WHAT YOU SHOULD DO: State the number of lines in these records that include the word "ylabel", and add nothing to it.

Begin DATA TO USE

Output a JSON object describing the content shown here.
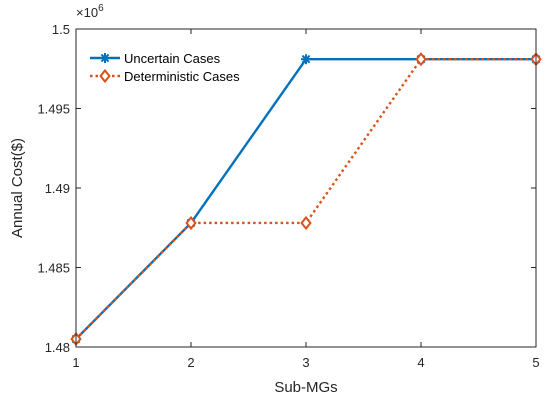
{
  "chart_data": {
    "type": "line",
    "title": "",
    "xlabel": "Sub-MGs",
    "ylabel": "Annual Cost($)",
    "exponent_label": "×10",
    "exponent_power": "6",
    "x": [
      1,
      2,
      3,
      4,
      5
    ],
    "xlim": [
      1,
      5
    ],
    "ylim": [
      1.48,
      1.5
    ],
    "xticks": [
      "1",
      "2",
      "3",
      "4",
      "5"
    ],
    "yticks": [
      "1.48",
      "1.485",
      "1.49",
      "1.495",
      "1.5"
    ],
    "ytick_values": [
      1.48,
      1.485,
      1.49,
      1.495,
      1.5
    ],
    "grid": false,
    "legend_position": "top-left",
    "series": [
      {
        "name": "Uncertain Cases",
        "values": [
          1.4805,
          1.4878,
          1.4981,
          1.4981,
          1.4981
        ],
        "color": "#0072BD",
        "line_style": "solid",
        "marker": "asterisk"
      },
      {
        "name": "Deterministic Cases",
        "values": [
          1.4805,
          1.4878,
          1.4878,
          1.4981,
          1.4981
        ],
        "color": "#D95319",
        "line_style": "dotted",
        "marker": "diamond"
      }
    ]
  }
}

End DATA TO USE
Begin DATA TO USE

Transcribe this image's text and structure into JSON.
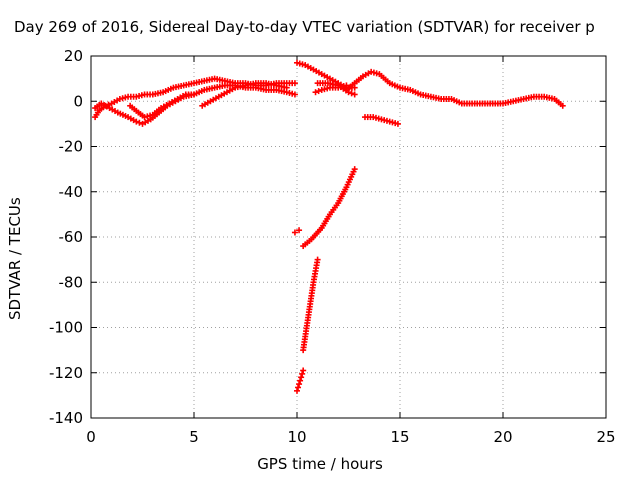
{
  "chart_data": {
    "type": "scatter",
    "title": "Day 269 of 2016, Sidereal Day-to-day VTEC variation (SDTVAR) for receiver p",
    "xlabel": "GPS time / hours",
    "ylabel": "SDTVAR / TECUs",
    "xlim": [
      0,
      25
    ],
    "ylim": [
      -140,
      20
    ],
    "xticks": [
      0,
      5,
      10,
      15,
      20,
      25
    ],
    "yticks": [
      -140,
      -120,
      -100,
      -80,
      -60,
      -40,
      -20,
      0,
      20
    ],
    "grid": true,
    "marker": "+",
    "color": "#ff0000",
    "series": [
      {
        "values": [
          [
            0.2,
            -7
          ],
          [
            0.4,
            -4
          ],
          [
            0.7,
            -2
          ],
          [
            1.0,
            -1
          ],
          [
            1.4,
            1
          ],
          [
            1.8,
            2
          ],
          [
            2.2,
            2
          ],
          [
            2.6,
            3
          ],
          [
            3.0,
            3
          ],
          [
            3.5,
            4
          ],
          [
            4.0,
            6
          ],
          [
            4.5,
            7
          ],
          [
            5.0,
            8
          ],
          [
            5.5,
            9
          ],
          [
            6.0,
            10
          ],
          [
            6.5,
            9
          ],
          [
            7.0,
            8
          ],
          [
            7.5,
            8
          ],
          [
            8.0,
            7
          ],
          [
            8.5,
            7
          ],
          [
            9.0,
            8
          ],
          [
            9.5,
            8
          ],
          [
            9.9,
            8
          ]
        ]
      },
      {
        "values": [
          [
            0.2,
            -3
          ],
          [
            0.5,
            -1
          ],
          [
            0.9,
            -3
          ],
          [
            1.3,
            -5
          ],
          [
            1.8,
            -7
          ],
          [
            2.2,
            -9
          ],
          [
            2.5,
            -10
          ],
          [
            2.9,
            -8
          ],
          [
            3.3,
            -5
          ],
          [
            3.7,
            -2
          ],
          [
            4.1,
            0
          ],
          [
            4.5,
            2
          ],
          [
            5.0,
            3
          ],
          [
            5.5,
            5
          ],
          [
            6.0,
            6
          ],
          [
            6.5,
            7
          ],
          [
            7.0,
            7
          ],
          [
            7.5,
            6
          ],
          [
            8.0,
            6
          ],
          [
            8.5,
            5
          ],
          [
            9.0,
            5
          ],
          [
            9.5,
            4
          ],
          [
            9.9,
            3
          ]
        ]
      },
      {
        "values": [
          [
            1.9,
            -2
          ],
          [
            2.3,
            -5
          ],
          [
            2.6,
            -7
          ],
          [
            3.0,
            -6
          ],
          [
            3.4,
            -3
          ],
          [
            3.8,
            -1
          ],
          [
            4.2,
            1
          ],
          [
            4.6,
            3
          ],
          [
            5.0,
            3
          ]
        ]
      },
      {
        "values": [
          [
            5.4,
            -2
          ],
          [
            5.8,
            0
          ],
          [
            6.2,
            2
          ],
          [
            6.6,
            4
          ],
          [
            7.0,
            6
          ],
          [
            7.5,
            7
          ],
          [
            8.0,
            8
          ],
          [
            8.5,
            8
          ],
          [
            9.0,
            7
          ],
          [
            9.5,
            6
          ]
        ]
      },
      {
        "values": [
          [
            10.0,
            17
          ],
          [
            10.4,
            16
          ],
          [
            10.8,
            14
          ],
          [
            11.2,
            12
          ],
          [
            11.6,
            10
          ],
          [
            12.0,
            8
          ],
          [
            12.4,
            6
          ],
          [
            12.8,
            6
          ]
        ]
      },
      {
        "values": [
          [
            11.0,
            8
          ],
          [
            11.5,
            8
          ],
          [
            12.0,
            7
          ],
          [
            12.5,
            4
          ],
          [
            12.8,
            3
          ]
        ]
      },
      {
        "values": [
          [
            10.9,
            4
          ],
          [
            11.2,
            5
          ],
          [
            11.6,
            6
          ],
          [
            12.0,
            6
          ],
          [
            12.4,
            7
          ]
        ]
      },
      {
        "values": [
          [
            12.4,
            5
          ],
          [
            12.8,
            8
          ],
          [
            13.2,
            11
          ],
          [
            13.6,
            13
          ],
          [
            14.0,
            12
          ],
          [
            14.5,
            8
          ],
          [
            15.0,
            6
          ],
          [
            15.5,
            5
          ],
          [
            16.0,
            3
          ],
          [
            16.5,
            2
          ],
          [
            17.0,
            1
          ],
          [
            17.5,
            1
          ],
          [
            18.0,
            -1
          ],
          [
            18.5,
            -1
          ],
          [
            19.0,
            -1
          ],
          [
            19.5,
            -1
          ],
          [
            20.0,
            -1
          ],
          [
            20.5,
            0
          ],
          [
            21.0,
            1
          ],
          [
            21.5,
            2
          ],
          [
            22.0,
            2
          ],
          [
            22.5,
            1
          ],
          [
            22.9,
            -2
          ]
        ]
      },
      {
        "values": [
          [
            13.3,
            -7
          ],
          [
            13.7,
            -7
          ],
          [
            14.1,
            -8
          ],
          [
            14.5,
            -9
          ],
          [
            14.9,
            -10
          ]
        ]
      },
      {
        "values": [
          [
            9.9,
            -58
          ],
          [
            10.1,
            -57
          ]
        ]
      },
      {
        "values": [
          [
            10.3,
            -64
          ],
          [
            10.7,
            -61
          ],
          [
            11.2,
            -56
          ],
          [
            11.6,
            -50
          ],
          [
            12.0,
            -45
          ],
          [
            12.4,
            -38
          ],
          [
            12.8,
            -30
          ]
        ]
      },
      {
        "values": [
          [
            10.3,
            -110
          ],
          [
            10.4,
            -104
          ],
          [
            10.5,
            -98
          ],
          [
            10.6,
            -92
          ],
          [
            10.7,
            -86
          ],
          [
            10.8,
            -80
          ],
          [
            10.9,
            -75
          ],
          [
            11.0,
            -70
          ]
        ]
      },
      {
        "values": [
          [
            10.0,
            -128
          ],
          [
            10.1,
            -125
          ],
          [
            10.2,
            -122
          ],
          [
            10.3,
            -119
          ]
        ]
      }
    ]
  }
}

End DATA TO USE

RESPONSE FOR THIS EXERCISE: 2